SELECTED TEXT
######

A) An organization that receives your donated car has no idea what the tax savings will be to you individually from the donation. There is an obstacle course of rules and limits, and some of these can apply differently to different individual taxpayers. The first rule, or limit is the amount of the donation. When non-cash property is donated, the donation is valued at "fair market value." The fair market value of an item is the sales price that would be agreed between a willing buyer and a willing seller, neither of whom is under a compulsion to buy or sell, and each has full knowledge of the market as a whole and generally available information about the particular property. Determining this value is both an art and a science – that’s why appraisers have jobs.

"Blue Book" is one indication of common market values; it is by no means an authoritative determinant of the value of the car you donate. The amount of the donation you can claim is the full retail price you could realistically and reasonably obtain in an arms length sale of the exact vehicle you’re donating in its current condition at the time donated. If the car does not run, has high mileage or serious defects its true fair market value will be [substantially] below "blue book."

######

EXCERPTED RECORDS
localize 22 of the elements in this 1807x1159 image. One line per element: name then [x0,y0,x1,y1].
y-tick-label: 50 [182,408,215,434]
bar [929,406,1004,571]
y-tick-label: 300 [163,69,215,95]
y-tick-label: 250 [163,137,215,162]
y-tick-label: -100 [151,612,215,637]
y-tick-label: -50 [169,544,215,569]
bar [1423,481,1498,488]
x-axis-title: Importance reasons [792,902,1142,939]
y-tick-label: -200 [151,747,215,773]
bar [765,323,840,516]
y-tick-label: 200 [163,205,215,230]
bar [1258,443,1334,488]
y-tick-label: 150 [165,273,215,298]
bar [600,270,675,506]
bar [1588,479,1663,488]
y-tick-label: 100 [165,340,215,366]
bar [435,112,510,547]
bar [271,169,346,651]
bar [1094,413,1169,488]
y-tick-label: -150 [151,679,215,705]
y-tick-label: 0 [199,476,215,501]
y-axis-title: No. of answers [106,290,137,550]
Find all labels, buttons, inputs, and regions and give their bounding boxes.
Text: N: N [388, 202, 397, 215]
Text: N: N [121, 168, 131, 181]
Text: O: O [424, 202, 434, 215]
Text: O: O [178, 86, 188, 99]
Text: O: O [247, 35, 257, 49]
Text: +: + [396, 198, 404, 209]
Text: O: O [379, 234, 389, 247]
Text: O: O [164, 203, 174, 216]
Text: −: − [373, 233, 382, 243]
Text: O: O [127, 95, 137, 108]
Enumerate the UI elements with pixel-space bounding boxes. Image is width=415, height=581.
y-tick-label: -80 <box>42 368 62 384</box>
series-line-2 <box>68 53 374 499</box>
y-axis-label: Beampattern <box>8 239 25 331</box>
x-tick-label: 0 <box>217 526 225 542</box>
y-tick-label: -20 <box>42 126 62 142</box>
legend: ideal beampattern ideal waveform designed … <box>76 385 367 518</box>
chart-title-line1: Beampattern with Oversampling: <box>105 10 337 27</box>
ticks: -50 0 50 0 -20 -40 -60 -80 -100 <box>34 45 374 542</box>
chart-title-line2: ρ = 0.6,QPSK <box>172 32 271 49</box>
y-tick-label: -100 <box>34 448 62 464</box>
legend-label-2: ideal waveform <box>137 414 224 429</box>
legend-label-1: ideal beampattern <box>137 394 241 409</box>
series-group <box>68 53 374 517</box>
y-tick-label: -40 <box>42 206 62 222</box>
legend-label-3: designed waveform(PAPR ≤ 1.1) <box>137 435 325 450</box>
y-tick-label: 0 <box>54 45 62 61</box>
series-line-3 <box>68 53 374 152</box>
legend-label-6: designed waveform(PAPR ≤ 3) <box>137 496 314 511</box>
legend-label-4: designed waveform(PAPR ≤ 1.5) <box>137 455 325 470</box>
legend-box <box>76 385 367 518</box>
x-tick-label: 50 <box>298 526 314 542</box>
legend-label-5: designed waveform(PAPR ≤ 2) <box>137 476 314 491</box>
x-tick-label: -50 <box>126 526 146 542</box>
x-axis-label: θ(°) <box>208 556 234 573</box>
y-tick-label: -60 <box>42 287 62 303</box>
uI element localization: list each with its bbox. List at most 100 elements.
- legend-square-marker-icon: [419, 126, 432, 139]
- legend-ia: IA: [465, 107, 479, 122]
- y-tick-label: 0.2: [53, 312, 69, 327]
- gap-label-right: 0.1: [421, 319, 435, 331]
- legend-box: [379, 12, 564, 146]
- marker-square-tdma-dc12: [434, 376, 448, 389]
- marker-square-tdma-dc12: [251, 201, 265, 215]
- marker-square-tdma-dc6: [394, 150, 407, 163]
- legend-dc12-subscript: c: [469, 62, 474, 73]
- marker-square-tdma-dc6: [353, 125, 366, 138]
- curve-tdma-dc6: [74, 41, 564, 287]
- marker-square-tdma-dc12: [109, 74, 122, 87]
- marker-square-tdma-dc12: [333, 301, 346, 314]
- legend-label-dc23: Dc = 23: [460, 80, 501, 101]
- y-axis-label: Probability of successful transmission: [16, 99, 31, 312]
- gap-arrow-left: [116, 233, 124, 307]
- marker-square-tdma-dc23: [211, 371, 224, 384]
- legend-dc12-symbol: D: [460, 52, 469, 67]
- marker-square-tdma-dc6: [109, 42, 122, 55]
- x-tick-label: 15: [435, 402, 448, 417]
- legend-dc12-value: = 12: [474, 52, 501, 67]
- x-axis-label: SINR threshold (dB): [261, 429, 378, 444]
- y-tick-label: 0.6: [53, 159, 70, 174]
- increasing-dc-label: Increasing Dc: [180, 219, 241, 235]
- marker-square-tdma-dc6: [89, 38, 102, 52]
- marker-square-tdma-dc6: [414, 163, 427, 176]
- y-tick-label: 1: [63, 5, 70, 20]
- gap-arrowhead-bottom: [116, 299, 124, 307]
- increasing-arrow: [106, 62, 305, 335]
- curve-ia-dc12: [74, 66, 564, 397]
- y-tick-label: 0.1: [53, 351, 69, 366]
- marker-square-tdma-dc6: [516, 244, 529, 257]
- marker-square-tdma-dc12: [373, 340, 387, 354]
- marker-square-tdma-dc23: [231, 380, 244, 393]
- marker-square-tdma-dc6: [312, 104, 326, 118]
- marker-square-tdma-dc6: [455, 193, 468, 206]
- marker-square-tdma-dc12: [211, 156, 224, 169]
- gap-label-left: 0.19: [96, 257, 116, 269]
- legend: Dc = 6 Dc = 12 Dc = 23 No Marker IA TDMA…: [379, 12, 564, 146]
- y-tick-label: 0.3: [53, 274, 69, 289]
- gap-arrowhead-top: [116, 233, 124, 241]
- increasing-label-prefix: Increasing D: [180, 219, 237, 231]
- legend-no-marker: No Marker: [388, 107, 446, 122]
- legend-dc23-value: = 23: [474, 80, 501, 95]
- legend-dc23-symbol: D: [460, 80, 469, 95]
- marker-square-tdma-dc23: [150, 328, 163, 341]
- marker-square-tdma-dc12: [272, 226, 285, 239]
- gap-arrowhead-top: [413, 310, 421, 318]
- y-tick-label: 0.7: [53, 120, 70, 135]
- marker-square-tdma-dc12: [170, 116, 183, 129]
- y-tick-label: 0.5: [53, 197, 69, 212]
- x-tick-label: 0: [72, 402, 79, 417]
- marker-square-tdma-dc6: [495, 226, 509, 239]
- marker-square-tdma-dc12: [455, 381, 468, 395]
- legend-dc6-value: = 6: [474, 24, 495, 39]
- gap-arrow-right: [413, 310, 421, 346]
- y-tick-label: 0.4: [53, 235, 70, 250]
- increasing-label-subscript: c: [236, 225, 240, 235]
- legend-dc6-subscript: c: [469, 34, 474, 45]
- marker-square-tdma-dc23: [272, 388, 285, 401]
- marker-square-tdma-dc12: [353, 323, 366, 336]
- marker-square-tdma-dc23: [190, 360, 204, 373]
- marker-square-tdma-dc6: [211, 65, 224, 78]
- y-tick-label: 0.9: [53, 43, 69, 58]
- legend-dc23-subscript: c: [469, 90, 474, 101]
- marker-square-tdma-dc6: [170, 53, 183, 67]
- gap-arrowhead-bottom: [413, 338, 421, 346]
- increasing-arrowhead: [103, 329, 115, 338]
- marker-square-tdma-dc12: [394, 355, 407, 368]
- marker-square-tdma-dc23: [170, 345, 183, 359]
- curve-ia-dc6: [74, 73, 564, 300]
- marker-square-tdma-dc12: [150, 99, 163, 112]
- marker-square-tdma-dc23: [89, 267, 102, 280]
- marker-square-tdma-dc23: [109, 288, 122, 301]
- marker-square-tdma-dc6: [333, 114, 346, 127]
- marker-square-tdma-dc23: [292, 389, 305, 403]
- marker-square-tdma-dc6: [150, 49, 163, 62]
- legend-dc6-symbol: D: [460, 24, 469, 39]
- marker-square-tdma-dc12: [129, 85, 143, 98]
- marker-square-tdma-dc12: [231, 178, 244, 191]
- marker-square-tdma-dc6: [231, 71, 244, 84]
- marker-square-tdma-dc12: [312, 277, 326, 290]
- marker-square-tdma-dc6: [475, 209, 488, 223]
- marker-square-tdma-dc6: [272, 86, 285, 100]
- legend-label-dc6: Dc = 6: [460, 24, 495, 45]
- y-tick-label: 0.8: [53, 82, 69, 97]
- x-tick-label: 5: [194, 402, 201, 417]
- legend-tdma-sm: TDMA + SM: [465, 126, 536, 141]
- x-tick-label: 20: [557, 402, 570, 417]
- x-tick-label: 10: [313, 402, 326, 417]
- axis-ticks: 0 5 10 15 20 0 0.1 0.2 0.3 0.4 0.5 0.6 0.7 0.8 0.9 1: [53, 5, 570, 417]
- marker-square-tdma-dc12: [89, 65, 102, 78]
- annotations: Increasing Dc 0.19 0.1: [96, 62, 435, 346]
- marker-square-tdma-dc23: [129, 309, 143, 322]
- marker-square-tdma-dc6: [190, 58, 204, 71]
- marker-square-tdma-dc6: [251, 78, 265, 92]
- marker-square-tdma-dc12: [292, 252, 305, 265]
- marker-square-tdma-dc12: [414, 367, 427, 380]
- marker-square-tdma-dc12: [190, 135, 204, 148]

######

WHAT THIS EXERCISE ASKS
1. Decide whether each statement agrees with the car donation passage, answering yes or no and quoting the deciding words: (a) the organization receiving a donated car knows what the donor's individual tax savings will be; (b) "Blue Book" is an authoritative determinant of a donated car's value; (c) setting fair market value is described as both an art and a science.
2. Write the next part of the car donation passage, starting after its last sentence.
The listing isn't needed for anything here.

FINAL RESULTS
1.
(a) No: "An organization that receives your donated car has no idea what the tax savings will be to you individually from the donation."
(b) No: "it is by no means an authoritative determinant of the value of the car you donate."
(c) Yes: "Determining this value is both an art and a science – that’s why appraisers have jobs."

2.
It’s the responsibility of the donor (you) and not the recipient organization to establish the value of the donated property. Do not expect the charity to tell you what the car is worth – they might, but YOU remain responsible for it’s accuracy and use on your tax return. However, see below where an appraisal may be required to be included with your tax return for certain donations valued over $5,000; and recent law changes beginning with the 2004 tax year will also affect this.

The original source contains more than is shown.